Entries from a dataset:
========

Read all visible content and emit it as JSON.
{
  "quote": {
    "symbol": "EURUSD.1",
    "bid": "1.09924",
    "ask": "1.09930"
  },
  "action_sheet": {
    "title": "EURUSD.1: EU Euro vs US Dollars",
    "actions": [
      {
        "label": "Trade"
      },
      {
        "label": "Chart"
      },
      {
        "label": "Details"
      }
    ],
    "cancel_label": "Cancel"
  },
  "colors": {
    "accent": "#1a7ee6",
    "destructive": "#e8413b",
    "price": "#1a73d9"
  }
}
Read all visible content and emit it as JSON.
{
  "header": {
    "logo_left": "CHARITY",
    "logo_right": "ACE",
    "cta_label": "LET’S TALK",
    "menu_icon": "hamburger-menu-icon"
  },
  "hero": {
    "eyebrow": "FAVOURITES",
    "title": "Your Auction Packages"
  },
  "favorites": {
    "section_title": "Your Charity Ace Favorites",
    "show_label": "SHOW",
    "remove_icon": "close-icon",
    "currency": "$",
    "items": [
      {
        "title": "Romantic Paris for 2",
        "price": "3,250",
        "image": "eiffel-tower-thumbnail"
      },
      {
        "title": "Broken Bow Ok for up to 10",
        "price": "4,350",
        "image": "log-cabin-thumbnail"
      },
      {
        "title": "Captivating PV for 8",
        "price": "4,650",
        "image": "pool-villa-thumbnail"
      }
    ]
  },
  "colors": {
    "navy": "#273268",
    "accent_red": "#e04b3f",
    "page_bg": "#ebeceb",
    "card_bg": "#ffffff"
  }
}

========

* EXERCISE *
Tally the lines in these entries that have the string "image" in them, then answer with the count and nothing else.

* COMPLETE ANSWER *
3